** begin **

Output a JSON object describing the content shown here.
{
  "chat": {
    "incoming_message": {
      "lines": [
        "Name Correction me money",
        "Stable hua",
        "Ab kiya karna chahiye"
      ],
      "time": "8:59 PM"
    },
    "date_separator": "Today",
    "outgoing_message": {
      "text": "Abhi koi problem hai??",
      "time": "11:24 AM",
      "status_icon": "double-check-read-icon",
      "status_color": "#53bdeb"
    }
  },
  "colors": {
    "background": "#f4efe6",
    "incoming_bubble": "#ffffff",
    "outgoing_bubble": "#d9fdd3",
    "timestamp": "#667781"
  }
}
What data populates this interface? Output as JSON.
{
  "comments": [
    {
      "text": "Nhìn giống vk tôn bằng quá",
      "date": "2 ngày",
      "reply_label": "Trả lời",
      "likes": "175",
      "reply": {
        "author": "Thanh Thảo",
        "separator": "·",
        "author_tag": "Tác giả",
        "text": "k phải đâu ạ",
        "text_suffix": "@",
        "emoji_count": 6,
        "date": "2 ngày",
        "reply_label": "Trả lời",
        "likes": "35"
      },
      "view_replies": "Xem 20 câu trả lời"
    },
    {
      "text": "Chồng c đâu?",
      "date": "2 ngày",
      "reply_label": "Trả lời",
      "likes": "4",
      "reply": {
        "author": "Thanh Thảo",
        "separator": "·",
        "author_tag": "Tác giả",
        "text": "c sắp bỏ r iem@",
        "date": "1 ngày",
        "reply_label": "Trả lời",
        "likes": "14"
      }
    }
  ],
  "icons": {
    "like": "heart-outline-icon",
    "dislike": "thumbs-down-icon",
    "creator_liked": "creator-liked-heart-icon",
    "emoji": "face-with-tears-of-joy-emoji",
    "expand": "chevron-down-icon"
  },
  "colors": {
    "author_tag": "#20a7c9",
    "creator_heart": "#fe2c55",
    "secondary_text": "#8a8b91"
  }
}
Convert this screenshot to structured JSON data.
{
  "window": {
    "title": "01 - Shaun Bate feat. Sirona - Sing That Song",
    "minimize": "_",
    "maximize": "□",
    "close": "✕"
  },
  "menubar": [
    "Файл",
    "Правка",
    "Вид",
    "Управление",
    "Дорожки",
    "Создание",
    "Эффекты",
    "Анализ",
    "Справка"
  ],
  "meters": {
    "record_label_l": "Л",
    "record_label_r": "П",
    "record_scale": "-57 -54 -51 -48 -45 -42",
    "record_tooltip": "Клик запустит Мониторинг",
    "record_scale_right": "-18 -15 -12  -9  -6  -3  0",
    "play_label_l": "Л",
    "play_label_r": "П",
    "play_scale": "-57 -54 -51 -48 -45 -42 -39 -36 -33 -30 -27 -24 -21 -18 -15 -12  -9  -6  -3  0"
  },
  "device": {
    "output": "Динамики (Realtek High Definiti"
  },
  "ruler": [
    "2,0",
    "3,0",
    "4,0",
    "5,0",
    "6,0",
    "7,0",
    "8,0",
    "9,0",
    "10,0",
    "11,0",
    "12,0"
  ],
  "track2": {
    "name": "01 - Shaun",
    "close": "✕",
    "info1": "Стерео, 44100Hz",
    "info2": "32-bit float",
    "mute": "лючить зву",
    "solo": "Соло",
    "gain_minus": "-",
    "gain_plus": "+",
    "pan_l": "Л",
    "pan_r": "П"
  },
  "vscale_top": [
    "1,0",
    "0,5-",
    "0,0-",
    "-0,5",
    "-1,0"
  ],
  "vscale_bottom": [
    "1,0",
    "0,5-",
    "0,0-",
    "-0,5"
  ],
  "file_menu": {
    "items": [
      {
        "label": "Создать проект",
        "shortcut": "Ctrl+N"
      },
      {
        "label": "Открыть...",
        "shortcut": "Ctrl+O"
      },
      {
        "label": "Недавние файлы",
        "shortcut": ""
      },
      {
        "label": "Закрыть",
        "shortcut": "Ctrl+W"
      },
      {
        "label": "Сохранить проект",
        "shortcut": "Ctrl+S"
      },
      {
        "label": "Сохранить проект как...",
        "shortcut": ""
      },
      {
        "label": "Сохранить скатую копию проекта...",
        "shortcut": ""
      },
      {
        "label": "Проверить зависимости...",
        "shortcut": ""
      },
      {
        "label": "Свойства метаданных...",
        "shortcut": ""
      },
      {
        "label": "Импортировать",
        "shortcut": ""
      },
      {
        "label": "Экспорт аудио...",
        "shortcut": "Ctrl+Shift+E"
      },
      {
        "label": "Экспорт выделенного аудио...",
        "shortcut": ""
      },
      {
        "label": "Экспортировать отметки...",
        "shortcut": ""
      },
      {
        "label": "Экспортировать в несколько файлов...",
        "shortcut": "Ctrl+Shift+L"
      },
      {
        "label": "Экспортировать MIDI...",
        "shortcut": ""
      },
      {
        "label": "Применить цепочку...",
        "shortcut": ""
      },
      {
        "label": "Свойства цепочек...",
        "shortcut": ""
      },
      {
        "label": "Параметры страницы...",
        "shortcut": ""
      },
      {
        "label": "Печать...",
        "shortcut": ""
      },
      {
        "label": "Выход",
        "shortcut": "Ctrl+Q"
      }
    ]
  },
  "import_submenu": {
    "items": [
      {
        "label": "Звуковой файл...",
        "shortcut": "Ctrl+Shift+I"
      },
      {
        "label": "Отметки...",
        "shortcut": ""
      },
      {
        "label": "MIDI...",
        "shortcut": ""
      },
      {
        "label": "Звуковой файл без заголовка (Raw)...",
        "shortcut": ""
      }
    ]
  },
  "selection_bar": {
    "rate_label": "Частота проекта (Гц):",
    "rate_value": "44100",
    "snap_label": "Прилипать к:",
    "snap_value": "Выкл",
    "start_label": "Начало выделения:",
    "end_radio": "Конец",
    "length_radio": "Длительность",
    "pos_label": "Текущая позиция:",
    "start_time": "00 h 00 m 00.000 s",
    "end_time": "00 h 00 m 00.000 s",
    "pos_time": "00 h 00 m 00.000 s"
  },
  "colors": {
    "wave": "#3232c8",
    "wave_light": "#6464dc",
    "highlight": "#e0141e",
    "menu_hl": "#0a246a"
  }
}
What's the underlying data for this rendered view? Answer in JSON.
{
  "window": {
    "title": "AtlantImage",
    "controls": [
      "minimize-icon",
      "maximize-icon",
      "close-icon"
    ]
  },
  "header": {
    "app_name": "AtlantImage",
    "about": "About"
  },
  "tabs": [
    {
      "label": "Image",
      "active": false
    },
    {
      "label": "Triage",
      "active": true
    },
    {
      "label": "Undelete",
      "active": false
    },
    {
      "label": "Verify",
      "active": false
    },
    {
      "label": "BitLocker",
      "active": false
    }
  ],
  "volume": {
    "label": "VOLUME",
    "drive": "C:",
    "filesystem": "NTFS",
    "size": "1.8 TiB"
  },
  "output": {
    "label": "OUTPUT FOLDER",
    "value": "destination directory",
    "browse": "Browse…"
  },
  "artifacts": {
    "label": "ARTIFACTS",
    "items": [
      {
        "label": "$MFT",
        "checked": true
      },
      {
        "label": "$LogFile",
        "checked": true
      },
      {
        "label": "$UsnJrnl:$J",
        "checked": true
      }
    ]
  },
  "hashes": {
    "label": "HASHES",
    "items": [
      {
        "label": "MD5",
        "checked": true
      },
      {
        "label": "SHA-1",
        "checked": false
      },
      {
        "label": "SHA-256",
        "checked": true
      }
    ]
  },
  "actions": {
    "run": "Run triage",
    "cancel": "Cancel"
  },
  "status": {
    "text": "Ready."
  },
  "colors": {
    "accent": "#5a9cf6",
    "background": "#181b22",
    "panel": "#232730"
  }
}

** end **

Each entry is to be returned in full, character for character.

Output a JSON object describing the content shown here.
{
  "chat": {
    "incoming_message": {
      "lines": [
        "Name Correction me money",
        "Stable hua",
        "Ab kiya karna chahiye"
      ],
      "time": "8:59 PM"
    },
    "date_separator": "Today",
    "outgoing_message": {
      "text": "Abhi koi problem hai??",
      "time": "11:24 AM",
      "status_icon": "double-check-read-icon",
      "status_color": "#53bdeb"
    }
  },
  "colors": {
    "background": "#f4efe6",
    "incoming_bubble": "#ffffff",
    "outgoing_bubble": "#d9fdd3",
    "timestamp": "#667781"
  }
}
What data populates this interface? Output as JSON.
{
  "comments": [
    {
      "text": "Nhìn giống vk tôn bằng quá",
      "date": "2 ngày",
      "reply_label": "Trả lời",
      "likes": "175",
      "reply": {
        "author": "Thanh Thảo",
        "separator": "·",
        "author_tag": "Tác giả",
        "text": "k phải đâu ạ",
        "text_suffix": "@",
        "emoji_count": 6,
        "date": "2 ngày",
        "reply_label": "Trả lời",
        "likes": "35"
      },
      "view_replies": "Xem 20 câu trả lời"
    },
    {
      "text": "Chồng c đâu?",
      "date": "2 ngày",
      "reply_label": "Trả lời",
      "likes": "4",
      "reply": {
        "author": "Thanh Thảo",
        "separator": "·",
        "author_tag": "Tác giả",
        "text": "c sắp bỏ r iem@",
        "date": "1 ngày",
        "reply_label": "Trả lời",
        "likes": "14"
      }
    }
  ],
  "icons": {
    "like": "heart-outline-icon",
    "dislike": "thumbs-down-icon",
    "creator_liked": "creator-liked-heart-icon",
    "emoji": "face-with-tears-of-joy-emoji",
    "expand": "chevron-down-icon"
  },
  "colors": {
    "author_tag": "#20a7c9",
    "creator_heart": "#fe2c55",
    "secondary_text": "#8a8b91"
  }
}
Convert this screenshot to structured JSON data.
{
  "window": {
    "title": "01 - Shaun Bate feat. Sirona - Sing That Song",
    "minimize": "_",
    "maximize": "□",
    "close": "✕"
  },
  "menubar": [
    "Файл",
    "Правка",
    "Вид",
    "Управление",
    "Дорожки",
    "Создание",
    "Эффекты",
    "Анализ",
    "Справка"
  ],
  "meters": {
    "record_label_l": "Л",
    "record_label_r": "П",
    "record_scale": "-57 -54 -51 -48 -45 -42",
    "record_tooltip": "Клик запустит Мониторинг",
    "record_scale_right": "-18 -15 -12  -9  -6  -3  0",
    "play_label_l": "Л",
    "play_label_r": "П",
    "play_scale": "-57 -54 -51 -48 -45 -42 -39 -36 -33 -30 -27 -24 -21 -18 -15 -12  -9  -6  -3  0"
  },
  "device": {
    "output": "Динамики (Realtek High Definiti"
  },
  "ruler": [
    "2,0",
    "3,0",
    "4,0",
    "5,0",
    "6,0",
    "7,0",
    "8,0",
    "9,0",
    "10,0",
    "11,0",
    "12,0"
  ],
  "track2": {
    "name": "01 - Shaun",
    "close": "✕",
    "info1": "Стерео, 44100Hz",
    "info2": "32-bit float",
    "mute": "лючить зву",
    "solo": "Соло",
    "gain_minus": "-",
    "gain_plus": "+",
    "pan_l": "Л",
    "pan_r": "П"
  },
  "vscale_top": [
    "1,0",
    "0,5-",
    "0,0-",
    "-0,5",
    "-1,0"
  ],
  "vscale_bottom": [
    "1,0",
    "0,5-",
    "0,0-",
    "-0,5"
  ],
  "file_menu": {
    "items": [
      {
        "label": "Создать проект",
        "shortcut": "Ctrl+N"
      },
      {
        "label": "Открыть...",
        "shortcut": "Ctrl+O"
      },
      {
        "label": "Недавние файлы",
        "shortcut": ""
      },
      {
        "label": "Закрыть",
        "shortcut": "Ctrl+W"
      },
      {
        "label": "Сохранить проект",
        "shortcut": "Ctrl+S"
      },
      {
        "label": "Сохранить проект как...",
        "shortcut": ""
      },
      {
        "label": "Сохранить скатую копию проекта...",
        "shortcut": ""
      },
      {
        "label": "Проверить зависимости...",
        "shortcut": ""
      },
      {
        "label": "Свойства метаданных...",
        "shortcut": ""
      },
      {
        "label": "Импортировать",
        "shortcut": ""
      },
      {
        "label": "Экспорт аудио...",
        "shortcut": "Ctrl+Shift+E"
      },
      {
        "label": "Экспорт выделенного аудио...",
        "shortcut": ""
      },
      {
        "label": "Экспортировать отметки...",
        "shortcut": ""
      },
      {
        "label": "Экспортировать в несколько файлов...",
        "shortcut": "Ctrl+Shift+L"
      },
      {
        "label": "Экспортировать MIDI...",
        "shortcut": ""
      },
      {
        "label": "Применить цепочку...",
        "shortcut": ""
      },
      {
        "label": "Свойства цепочек...",
        "shortcut": ""
      },
      {
        "label": "Параметры страницы...",
        "shortcut": ""
      },
      {
        "label": "Печать...",
        "shortcut": ""
      },
      {
        "label": "Выход",
        "shortcut": "Ctrl+Q"
      }
    ]
  },
  "import_submenu": {
    "items": [
      {
        "label": "Звуковой файл...",
        "shortcut": "Ctrl+Shift+I"
      },
      {
        "label": "Отметки...",
        "shortcut": ""
      },
      {
        "label": "MIDI...",
        "shortcut": ""
      },
      {
        "label": "Звуковой файл без заголовка (Raw)...",
        "shortcut": ""
      }
    ]
  },
  "selection_bar": {
    "rate_label": "Частота проекта (Гц):",
    "rate_value": "44100",
    "snap_label": "Прилипать к:",
    "snap_value": "Выкл",
    "start_label": "Начало выделения:",
    "end_radio": "Конец",
    "length_radio": "Длительность",
    "pos_label": "Текущая позиция:",
    "start_time": "00 h 00 m 00.000 s",
    "end_time": "00 h 00 m 00.000 s",
    "pos_time": "00 h 00 m 00.000 s"
  },
  "colors": {
    "wave": "#3232c8",
    "wave_light": "#6464dc",
    "highlight": "#e0141e",
    "menu_hl": "#0a246a"
  }
}
What's the underlying data for this rendered view? Answer in JSON.
{
  "window": {
    "title": "AtlantImage",
    "controls": [
      "minimize-icon",
      "maximize-icon",
      "close-icon"
    ]
  },
  "header": {
    "app_name": "AtlantImage",
    "about": "About"
  },
  "tabs": [
    {
      "label": "Image",
      "active": false
    },
    {
      "label": "Triage",
      "active": true
    },
    {
      "label": "Undelete",
      "active": false
    },
    {
      "label": "Verify",
      "active": false
    },
    {
      "label": "BitLocker",
      "active": false
    }
  ],
  "volume": {
    "label": "VOLUME",
    "drive": "C:",
    "filesystem": "NTFS",
    "size": "1.8 TiB"
  },
  "output": {
    "label": "OUTPUT FOLDER",
    "value": "destination directory",
    "browse": "Browse…"
  },
  "artifacts": {
    "label": "ARTIFACTS",
    "items": [
      {
        "label": "$MFT",
        "checked": true
      },
      {
        "label": "$LogFile",
        "checked": true
      },
      {
        "label": "$UsnJrnl:$J",
        "checked": true
      }
    ]
  },
  "hashes": {
    "label": "HASHES",
    "items": [
      {
        "label": "MD5",
        "checked": true
      },
      {
        "label": "SHA-1",
        "checked": false
      },
      {
        "label": "SHA-256",
        "checked": true
      }
    ]
  },
  "actions": {
    "run": "Run triage",
    "cancel": "Cancel"
  },
  "status": {
    "text": "Ready."
  },
  "colors": {
    "accent": "#5a9cf6",
    "background": "#181b22",
    "panel": "#232730"
  }
}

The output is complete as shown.